--- Begin ---

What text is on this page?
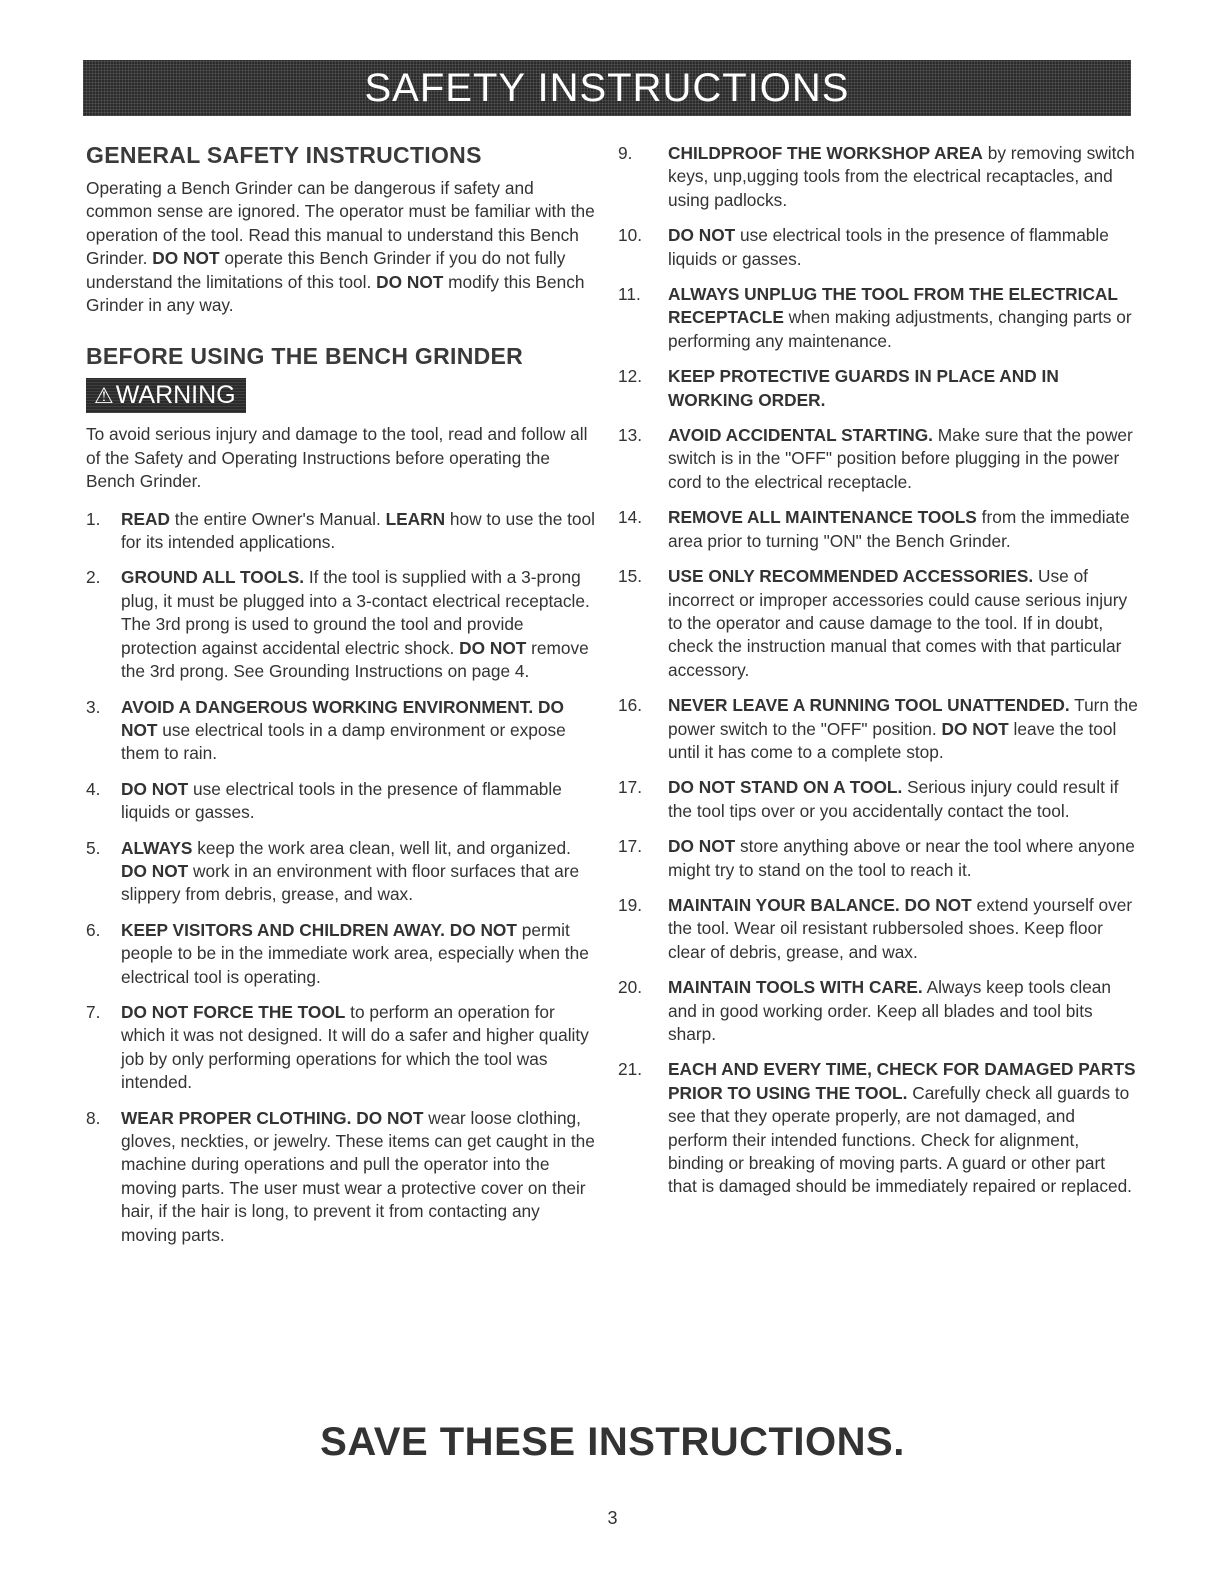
SAFETY INSTRUCTIONS
GENERAL SAFETY INSTRUCTIONS

Operating a Bench Grinder can be dangerous if safety and common sense are ignored. The operator must be familiar with the operation of the tool. Read this manual to understand this Bench Grinder. DO NOT operate this Bench Grinder if you do not fully understand the limitations of this tool. DO NOT modify this Bench Grinder in any way.

BEFORE USING THE BENCH GRINDER
⚠WARNING

To avoid serious injury and damage to the tool, read and follow all of the Safety and Operating Instructions before operating the Bench Grinder.

1.	READ the entire Owner's Manual. LEARN how to use the tool for its intended applications.
2.	GROUND ALL TOOLS. If the tool is supplied with a 3-prong plug, it must be plugged into a 3-contact electrical receptacle. The 3rd prong is used to ground the tool and provide protection against accidental electric shock. DO NOT remove the 3rd prong. See Grounding Instructions on page 4.
3.	AVOID A DANGEROUS WORKING ENVIRONMENT. DO NOT use electrical tools in a damp environment or expose them to rain.
4.	DO NOT use electrical tools in the presence of flammable liquids or gasses.
5.	ALWAYS keep the work area clean, well lit, and organized. DO NOT work in an environment with floor surfaces that are slippery from debris, grease, and wax.
6.	KEEP VISITORS AND CHILDREN AWAY. DO NOT permit people to be in the immediate work area, especially when the electrical tool is operating.
7.	DO NOT FORCE THE TOOL to perform an operation for which it was not designed. It will do a safer and higher quality job by only performing operations for which the tool was intended.
8.	WEAR PROPER CLOTHING. DO NOT wear loose clothing, gloves, neckties, or jewelry. These items can get caught in the machine during operations and pull the operator into the moving parts. The user must wear a protective cover on their hair, if the hair is long, to prevent it from contacting any moving parts.
9.	CHILDPROOF THE WORKSHOP AREA by removing switch keys, unp,ugging tools from the electrical recaptacles, and using padlocks.
10.	DO NOT use electrical tools in the presence of flammable liquids or gasses.
11.	ALWAYS UNPLUG THE TOOL FROM THE ELECTRICAL RECEPTACLE when making adjustments, changing parts or performing any maintenance.
12.	KEEP PROTECTIVE GUARDS IN PLACE AND IN WORKING ORDER.
13.	AVOID ACCIDENTAL STARTING. Make sure that the power switch is in the "OFF" position before plugging in the power cord to the electrical receptacle.
14.	REMOVE ALL MAINTENANCE TOOLS from the immediate area prior to turning "ON" the Bench Grinder.
15.	USE ONLY RECOMMENDED ACCESSORIES. Use of incorrect or improper accessories could cause serious injury to the operator and cause damage to the tool. If in doubt, check the instruction manual that comes with that particular accessory.
16.	NEVER LEAVE A RUNNING TOOL UNATTENDED. Turn the power switch to the "OFF" position. DO NOT leave the tool until it has come to a complete stop.
17.	DO NOT STAND ON A TOOL. Serious injury could result if the tool tips over or you accidentally contact the tool.
17.	DO NOT store anything above or near the tool where anyone might try to stand on the tool to reach it.
19.	MAINTAIN YOUR BALANCE. DO NOT extend yourself over the tool. Wear oil resistant rubbersoled shoes. Keep floor clear of debris, grease, and wax.
20.	MAINTAIN TOOLS WITH CARE. Always keep tools clean and in good working order. Keep all blades and tool bits sharp.
21.	EACH AND EVERY TIME, CHECK FOR DAMAGED PARTS PRIOR TO USING THE TOOL. Carefully check all guards to see that they operate properly, are not damaged, and perform their intended functions. Check for alignment, binding or breaking of moving parts. A guard or other part that is damaged should be immediately repaired or replaced.
SAVE THESE INSTRUCTIONS.
3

--- End ---

Retype the entries word for word. Omit any images.

What text is on this page?
SAFETY INSTRUCTIONS
GENERAL SAFETY INSTRUCTIONS

Operating a Bench Grinder can be dangerous if safety and common sense are ignored. The operator must be familiar with the operation of the tool. Read this manual to understand this Bench Grinder. DO NOT operate this Bench Grinder if you do not fully understand the limitations of this tool. DO NOT modify this Bench Grinder in any way.

BEFORE USING THE BENCH GRINDER
⚠WARNING

To avoid serious injury and damage to the tool, read and follow all of the Safety and Operating Instructions before operating the Bench Grinder.

1.	READ the entire Owner's Manual. LEARN how to use the tool for its intended applications.
2.	GROUND ALL TOOLS. If the tool is supplied with a 3-prong plug, it must be plugged into a 3-contact electrical receptacle. The 3rd prong is used to ground the tool and provide protection against accidental electric shock. DO NOT remove the 3rd prong. See Grounding Instructions on page 4.
3.	AVOID A DANGEROUS WORKING ENVIRONMENT. DO NOT use electrical tools in a damp environment or expose them to rain.
4.	DO NOT use electrical tools in the presence of flammable liquids or gasses.
5.	ALWAYS keep the work area clean, well lit, and organized. DO NOT work in an environment with floor surfaces that are slippery from debris, grease, and wax.
6.	KEEP VISITORS AND CHILDREN AWAY. DO NOT permit people to be in the immediate work area, especially when the electrical tool is operating.
7.	DO NOT FORCE THE TOOL to perform an operation for which it was not designed. It will do a safer and higher quality job by only performing operations for which the tool was intended.
8.	WEAR PROPER CLOTHING. DO NOT wear loose clothing, gloves, neckties, or jewelry. These items can get caught in the machine during operations and pull the operator into the moving parts. The user must wear a protective cover on their hair, if the hair is long, to prevent it from contacting any moving parts.
9.	CHILDPROOF THE WORKSHOP AREA by removing switch keys, unp,ugging tools from the electrical recaptacles, and using padlocks.
10.	DO NOT use electrical tools in the presence of flammable liquids or gasses.
11.	ALWAYS UNPLUG THE TOOL FROM THE ELECTRICAL RECEPTACLE when making adjustments, changing parts or performing any maintenance.
12.	KEEP PROTECTIVE GUARDS IN PLACE AND IN WORKING ORDER.
13.	AVOID ACCIDENTAL STARTING. Make sure that the power switch is in the "OFF" position before plugging in the power cord to the electrical receptacle.
14.	REMOVE ALL MAINTENANCE TOOLS from the immediate area prior to turning "ON" the Bench Grinder.
15.	USE ONLY RECOMMENDED ACCESSORIES. Use of incorrect or improper accessories could cause serious injury to the operator and cause damage to the tool. If in doubt, check the instruction manual that comes with that particular accessory.
16.	NEVER LEAVE A RUNNING TOOL UNATTENDED. Turn the power switch to the "OFF" position. DO NOT leave the tool until it has come to a complete stop.
17.	DO NOT STAND ON A TOOL. Serious injury could result if the tool tips over or you accidentally contact the tool.
17.	DO NOT store anything above or near the tool where anyone might try to stand on the tool to reach it.
19.	MAINTAIN YOUR BALANCE. DO NOT extend yourself over the tool. Wear oil resistant rubbersoled shoes. Keep floor clear of debris, grease, and wax.
20.	MAINTAIN TOOLS WITH CARE. Always keep tools clean and in good working order. Keep all blades and tool bits sharp.
21.	EACH AND EVERY TIME, CHECK FOR DAMAGED PARTS PRIOR TO USING THE TOOL. Carefully check all guards to see that they operate properly, are not damaged, and perform their intended functions. Check for alignment, binding or breaking of moving parts. A guard or other part that is damaged should be immediately repaired or replaced.
SAVE THESE INSTRUCTIONS.
3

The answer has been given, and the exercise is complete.